[Short problem] Transcribe the records below exactly.

[The input]
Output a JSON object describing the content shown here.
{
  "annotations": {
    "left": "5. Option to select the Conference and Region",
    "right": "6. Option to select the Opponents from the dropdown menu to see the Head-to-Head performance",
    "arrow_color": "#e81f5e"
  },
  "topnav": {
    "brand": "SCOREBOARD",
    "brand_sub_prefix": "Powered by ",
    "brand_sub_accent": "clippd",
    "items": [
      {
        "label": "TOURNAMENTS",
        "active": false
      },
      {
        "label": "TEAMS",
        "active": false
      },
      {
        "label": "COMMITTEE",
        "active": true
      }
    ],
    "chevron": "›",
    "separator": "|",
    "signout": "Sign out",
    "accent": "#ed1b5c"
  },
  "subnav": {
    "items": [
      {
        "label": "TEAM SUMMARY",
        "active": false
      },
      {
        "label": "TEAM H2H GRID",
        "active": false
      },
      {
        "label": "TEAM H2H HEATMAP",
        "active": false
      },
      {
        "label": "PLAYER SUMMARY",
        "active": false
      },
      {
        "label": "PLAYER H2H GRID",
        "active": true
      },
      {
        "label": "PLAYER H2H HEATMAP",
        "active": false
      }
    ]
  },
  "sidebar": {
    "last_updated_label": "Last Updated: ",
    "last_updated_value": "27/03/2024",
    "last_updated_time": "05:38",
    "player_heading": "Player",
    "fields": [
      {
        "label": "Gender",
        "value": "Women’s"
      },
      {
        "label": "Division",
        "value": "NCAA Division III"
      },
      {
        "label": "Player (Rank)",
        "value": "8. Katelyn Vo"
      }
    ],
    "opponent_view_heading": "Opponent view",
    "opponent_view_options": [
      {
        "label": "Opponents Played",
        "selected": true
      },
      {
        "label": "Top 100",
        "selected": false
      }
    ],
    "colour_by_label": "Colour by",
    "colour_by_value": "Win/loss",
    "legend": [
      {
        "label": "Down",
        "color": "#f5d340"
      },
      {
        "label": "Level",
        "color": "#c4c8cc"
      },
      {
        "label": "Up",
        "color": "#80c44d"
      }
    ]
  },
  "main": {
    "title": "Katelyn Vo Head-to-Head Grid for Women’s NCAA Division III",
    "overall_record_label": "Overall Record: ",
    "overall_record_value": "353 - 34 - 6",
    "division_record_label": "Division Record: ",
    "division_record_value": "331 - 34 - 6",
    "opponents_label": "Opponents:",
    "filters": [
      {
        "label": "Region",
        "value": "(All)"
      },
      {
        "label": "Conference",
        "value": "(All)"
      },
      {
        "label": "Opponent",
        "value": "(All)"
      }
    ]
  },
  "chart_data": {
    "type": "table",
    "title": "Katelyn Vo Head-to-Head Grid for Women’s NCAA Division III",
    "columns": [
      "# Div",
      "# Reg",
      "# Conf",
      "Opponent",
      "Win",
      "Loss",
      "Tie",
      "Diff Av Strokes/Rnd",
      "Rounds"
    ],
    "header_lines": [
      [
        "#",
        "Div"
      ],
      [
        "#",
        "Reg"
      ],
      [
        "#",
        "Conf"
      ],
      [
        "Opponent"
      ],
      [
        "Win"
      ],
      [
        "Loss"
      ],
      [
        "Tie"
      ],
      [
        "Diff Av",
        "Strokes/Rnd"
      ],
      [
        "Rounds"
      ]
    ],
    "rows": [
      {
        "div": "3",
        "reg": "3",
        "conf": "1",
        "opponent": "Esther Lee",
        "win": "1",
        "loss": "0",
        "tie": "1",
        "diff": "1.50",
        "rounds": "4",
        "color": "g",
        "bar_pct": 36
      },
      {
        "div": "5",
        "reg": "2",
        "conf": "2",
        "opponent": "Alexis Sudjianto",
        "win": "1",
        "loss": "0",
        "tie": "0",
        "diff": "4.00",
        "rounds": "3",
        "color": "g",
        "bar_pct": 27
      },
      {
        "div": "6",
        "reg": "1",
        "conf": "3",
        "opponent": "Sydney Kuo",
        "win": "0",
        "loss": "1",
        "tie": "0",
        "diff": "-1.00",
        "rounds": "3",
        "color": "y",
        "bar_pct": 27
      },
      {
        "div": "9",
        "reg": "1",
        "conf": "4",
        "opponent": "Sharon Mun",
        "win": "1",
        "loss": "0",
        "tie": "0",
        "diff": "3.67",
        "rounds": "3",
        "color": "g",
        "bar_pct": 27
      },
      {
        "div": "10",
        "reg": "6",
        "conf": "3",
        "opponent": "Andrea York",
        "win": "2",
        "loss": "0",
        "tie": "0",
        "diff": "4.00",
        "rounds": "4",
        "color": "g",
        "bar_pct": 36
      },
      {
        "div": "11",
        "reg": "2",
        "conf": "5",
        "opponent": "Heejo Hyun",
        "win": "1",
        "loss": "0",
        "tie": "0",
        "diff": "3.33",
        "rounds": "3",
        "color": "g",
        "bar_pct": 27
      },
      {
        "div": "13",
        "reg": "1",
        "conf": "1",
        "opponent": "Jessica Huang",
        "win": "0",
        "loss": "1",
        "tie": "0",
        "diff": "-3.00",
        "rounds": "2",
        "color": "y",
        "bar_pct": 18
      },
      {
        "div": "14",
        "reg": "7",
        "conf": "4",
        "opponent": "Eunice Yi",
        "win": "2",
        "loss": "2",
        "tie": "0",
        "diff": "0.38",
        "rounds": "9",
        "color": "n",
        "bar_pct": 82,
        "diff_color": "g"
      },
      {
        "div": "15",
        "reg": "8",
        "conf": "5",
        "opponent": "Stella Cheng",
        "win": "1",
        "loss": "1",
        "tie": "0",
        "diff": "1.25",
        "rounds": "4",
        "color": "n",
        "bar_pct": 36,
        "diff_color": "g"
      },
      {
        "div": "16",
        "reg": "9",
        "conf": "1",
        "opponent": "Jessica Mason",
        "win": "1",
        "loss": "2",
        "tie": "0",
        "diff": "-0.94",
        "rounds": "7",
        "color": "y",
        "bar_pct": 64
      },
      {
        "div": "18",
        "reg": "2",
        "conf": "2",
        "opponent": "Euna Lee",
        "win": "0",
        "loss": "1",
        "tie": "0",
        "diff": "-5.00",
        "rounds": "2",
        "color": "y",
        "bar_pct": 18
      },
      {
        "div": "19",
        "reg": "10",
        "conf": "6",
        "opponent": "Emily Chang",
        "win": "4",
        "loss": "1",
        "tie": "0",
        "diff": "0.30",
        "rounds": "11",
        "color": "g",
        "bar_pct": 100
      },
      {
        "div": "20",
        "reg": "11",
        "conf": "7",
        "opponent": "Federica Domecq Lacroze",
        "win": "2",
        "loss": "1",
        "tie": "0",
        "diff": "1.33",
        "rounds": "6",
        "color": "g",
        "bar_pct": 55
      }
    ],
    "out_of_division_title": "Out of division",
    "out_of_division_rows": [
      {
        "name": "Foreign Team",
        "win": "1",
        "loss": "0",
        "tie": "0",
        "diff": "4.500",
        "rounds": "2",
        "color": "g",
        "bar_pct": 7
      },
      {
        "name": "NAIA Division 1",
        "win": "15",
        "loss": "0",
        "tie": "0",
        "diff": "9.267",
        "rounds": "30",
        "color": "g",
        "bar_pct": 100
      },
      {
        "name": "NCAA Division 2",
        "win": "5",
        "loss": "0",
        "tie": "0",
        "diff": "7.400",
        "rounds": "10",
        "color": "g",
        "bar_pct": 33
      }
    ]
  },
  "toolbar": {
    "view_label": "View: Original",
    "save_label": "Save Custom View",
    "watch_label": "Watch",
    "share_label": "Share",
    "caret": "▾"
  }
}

[Response to the task]
Output a JSON object describing the content shown here.
{
  "annotations": {
    "left": "5. Option to select the Conference and Region",
    "right": "6. Option to select the Opponents from the dropdown menu to see the Head-to-Head performance",
    "arrow_color": "#e81f5e"
  },
  "topnav": {
    "brand": "SCOREBOARD",
    "brand_sub_prefix": "Powered by ",
    "brand_sub_accent": "clippd",
    "items": [
      {
        "label": "TOURNAMENTS",
        "active": false
      },
      {
        "label": "TEAMS",
        "active": false
      },
      {
        "label": "COMMITTEE",
        "active": true
      }
    ],
    "chevron": "›",
    "separator": "|",
    "signout": "Sign out",
    "accent": "#ed1b5c"
  },
  "subnav": {
    "items": [
      {
        "label": "TEAM SUMMARY",
        "active": false
      },
      {
        "label": "TEAM H2H GRID",
        "active": false
      },
      {
        "label": "TEAM H2H HEATMAP",
        "active": false
      },
      {
        "label": "PLAYER SUMMARY",
        "active": false
      },
      {
        "label": "PLAYER H2H GRID",
        "active": true
      },
      {
        "label": "PLAYER H2H HEATMAP",
        "active": false
      }
    ]
  },
  "sidebar": {
    "last_updated_label": "Last Updated: ",
    "last_updated_value": "27/03/2024",
    "last_updated_time": "05:38",
    "player_heading": "Player",
    "fields": [
      {
        "label": "Gender",
        "value": "Women’s"
      },
      {
        "label": "Division",
        "value": "NCAA Division III"
      },
      {
        "label": "Player (Rank)",
        "value": "8. Katelyn Vo"
      }
    ],
    "opponent_view_heading": "Opponent view",
    "opponent_view_options": [
      {
        "label": "Opponents Played",
        "selected": true
      },
      {
        "label": "Top 100",
        "selected": false
      }
    ],
    "colour_by_label": "Colour by",
    "colour_by_value": "Win/loss",
    "legend": [
      {
        "label": "Down",
        "color": "#f5d340"
      },
      {
        "label": "Level",
        "color": "#c4c8cc"
      },
      {
        "label": "Up",
        "color": "#80c44d"
      }
    ]
  },
  "main": {
    "title": "Katelyn Vo Head-to-Head Grid for Women’s NCAA Division III",
    "overall_record_label": "Overall Record: ",
    "overall_record_value": "353 - 34 - 6",
    "division_record_label": "Division Record: ",
    "division_record_value": "331 - 34 - 6",
    "opponents_label": "Opponents:",
    "filters": [
      {
        "label": "Region",
        "value": "(All)"
      },
      {
        "label": "Conference",
        "value": "(All)"
      },
      {
        "label": "Opponent",
        "value": "(All)"
      }
    ]
  },
  "chart_data": {
    "type": "table",
    "title": "Katelyn Vo Head-to-Head Grid for Women’s NCAA Division III",
    "columns": [
      "# Div",
      "# Reg",
      "# Conf",
      "Opponent",
      "Win",
      "Loss",
      "Tie",
      "Diff Av Strokes/Rnd",
      "Rounds"
    ],
    "header_lines": [
      [
        "#",
        "Div"
      ],
      [
        "#",
        "Reg"
      ],
      [
        "#",
        "Conf"
      ],
      [
        "Opponent"
      ],
      [
        "Win"
      ],
      [
        "Loss"
      ],
      [
        "Tie"
      ],
      [
        "Diff Av",
        "Strokes/Rnd"
      ],
      [
        "Rounds"
      ]
    ],
    "rows": [
      {
        "div": "3",
        "reg": "3",
        "conf": "1",
        "opponent": "Esther Lee",
        "win": "1",
        "loss": "0",
        "tie": "1",
        "diff": "1.50",
        "rounds": "4",
        "color": "g",
        "bar_pct": 36
      },
      {
        "div": "5",
        "reg": "2",
        "conf": "2",
        "opponent": "Alexis Sudjianto",
        "win": "1",
        "loss": "0",
        "tie": "0",
        "diff": "4.00",
        "rounds": "3",
        "color": "g",
        "bar_pct": 27
      },
      {
        "div": "6",
        "reg": "1",
        "conf": "3",
        "opponent": "Sydney Kuo",
        "win": "0",
        "loss": "1",
        "tie": "0",
        "diff": "-1.00",
        "rounds": "3",
        "color": "y",
        "bar_pct": 27
      },
      {
        "div": "9",
        "reg": "1",
        "conf": "4",
        "opponent": "Sharon Mun",
        "win": "1",
        "loss": "0",
        "tie": "0",
        "diff": "3.67",
        "rounds": "3",
        "color": "g",
        "bar_pct": 27
      },
      {
        "div": "10",
        "reg": "6",
        "conf": "3",
        "opponent": "Andrea York",
        "win": "2",
        "loss": "0",
        "tie": "0",
        "diff": "4.00",
        "rounds": "4",
        "color": "g",
        "bar_pct": 36
      },
      {
        "div": "11",
        "reg": "2",
        "conf": "5",
        "opponent": "Heejo Hyun",
        "win": "1",
        "loss": "0",
        "tie": "0",
        "diff": "3.33",
        "rounds": "3",
        "color": "g",
        "bar_pct": 27
      },
      {
        "div": "13",
        "reg": "1",
        "conf": "1",
        "opponent": "Jessica Huang",
        "win": "0",
        "loss": "1",
        "tie": "0",
        "diff": "-3.00",
        "rounds": "2",
        "color": "y",
        "bar_pct": 18
      },
      {
        "div": "14",
        "reg": "7",
        "conf": "4",
        "opponent": "Eunice Yi",
        "win": "2",
        "loss": "2",
        "tie": "0",
        "diff": "0.38",
        "rounds": "9",
        "color": "n",
        "bar_pct": 82,
        "diff_color": "g"
      },
      {
        "div": "15",
        "reg": "8",
        "conf": "5",
        "opponent": "Stella Cheng",
        "win": "1",
        "loss": "1",
        "tie": "0",
        "diff": "1.25",
        "rounds": "4",
        "color": "n",
        "bar_pct": 36,
        "diff_color": "g"
      },
      {
        "div": "16",
        "reg": "9",
        "conf": "1",
        "opponent": "Jessica Mason",
        "win": "1",
        "loss": "2",
        "tie": "0",
        "diff": "-0.94",
        "rounds": "7",
        "color": "y",
        "bar_pct": 64
      },
      {
        "div": "18",
        "reg": "2",
        "conf": "2",
        "opponent": "Euna Lee",
        "win": "0",
        "loss": "1",
        "tie": "0",
        "diff": "-5.00",
        "rounds": "2",
        "color": "y",
        "bar_pct": 18
      },
      {
        "div": "19",
        "reg": "10",
        "conf": "6",
        "opponent": "Emily Chang",
        "win": "4",
        "loss": "1",
        "tie": "0",
        "diff": "0.30",
        "rounds": "11",
        "color": "g",
        "bar_pct": 100
      },
      {
        "div": "20",
        "reg": "11",
        "conf": "7",
        "opponent": "Federica Domecq Lacroze",
        "win": "2",
        "loss": "1",
        "tie": "0",
        "diff": "1.33",
        "rounds": "6",
        "color": "g",
        "bar_pct": 55
      }
    ],
    "out_of_division_title": "Out of division",
    "out_of_division_rows": [
      {
        "name": "Foreign Team",
        "win": "1",
        "loss": "0",
        "tie": "0",
        "diff": "4.500",
        "rounds": "2",
        "color": "g",
        "bar_pct": 7
      },
      {
        "name": "NAIA Division 1",
        "win": "15",
        "loss": "0",
        "tie": "0",
        "diff": "9.267",
        "rounds": "30",
        "color": "g",
        "bar_pct": 100
      },
      {
        "name": "NCAA Division 2",
        "win": "5",
        "loss": "0",
        "tie": "0",
        "diff": "7.400",
        "rounds": "10",
        "color": "g",
        "bar_pct": 33
      }
    ]
  },
  "toolbar": {
    "view_label": "View: Original",
    "save_label": "Save Custom View",
    "watch_label": "Watch",
    "share_label": "Share",
    "caret": "▾"
  }
}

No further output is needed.